* _PROBLEM TO SOLVE_:
Go through the entries below and write each one out exactly.

* _EXCERPTED DATA_:
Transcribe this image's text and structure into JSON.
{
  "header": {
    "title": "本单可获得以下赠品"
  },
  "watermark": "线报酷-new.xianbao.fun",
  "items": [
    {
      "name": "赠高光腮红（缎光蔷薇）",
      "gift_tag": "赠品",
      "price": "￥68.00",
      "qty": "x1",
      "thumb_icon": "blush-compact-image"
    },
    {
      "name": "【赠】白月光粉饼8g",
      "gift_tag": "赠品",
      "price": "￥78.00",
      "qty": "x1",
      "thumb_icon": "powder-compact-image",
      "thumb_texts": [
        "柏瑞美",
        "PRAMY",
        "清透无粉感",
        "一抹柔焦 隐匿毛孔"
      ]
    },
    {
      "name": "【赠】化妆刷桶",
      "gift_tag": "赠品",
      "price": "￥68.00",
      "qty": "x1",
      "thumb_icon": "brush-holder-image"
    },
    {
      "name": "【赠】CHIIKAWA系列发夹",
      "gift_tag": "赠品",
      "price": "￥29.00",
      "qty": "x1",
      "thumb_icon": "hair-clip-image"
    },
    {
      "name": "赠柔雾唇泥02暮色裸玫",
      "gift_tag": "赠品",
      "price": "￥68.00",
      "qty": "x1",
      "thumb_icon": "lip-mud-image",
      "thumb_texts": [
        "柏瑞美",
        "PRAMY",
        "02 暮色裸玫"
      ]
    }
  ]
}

* _THE ANSWER_:
Transcribe this image's text and structure into JSON.
{
  "header": {
    "title": "本单可获得以下赠品"
  },
  "watermark": "线报酷-new.xianbao.fun",
  "items": [
    {
      "name": "赠高光腮红（缎光蔷薇）",
      "gift_tag": "赠品",
      "price": "￥68.00",
      "qty": "x1",
      "thumb_icon": "blush-compact-image"
    },
    {
      "name": "【赠】白月光粉饼8g",
      "gift_tag": "赠品",
      "price": "￥78.00",
      "qty": "x1",
      "thumb_icon": "powder-compact-image",
      "thumb_texts": [
        "柏瑞美",
        "PRAMY",
        "清透无粉感",
        "一抹柔焦 隐匿毛孔"
      ]
    },
    {
      "name": "【赠】化妆刷桶",
      "gift_tag": "赠品",
      "price": "￥68.00",
      "qty": "x1",
      "thumb_icon": "brush-holder-image"
    },
    {
      "name": "【赠】CHIIKAWA系列发夹",
      "gift_tag": "赠品",
      "price": "￥29.00",
      "qty": "x1",
      "thumb_icon": "hair-clip-image"
    },
    {
      "name": "赠柔雾唇泥02暮色裸玫",
      "gift_tag": "赠品",
      "price": "￥68.00",
      "qty": "x1",
      "thumb_icon": "lip-mud-image",
      "thumb_texts": [
        "柏瑞美",
        "PRAMY",
        "02 暮色裸玫"
      ]
    }
  ]
}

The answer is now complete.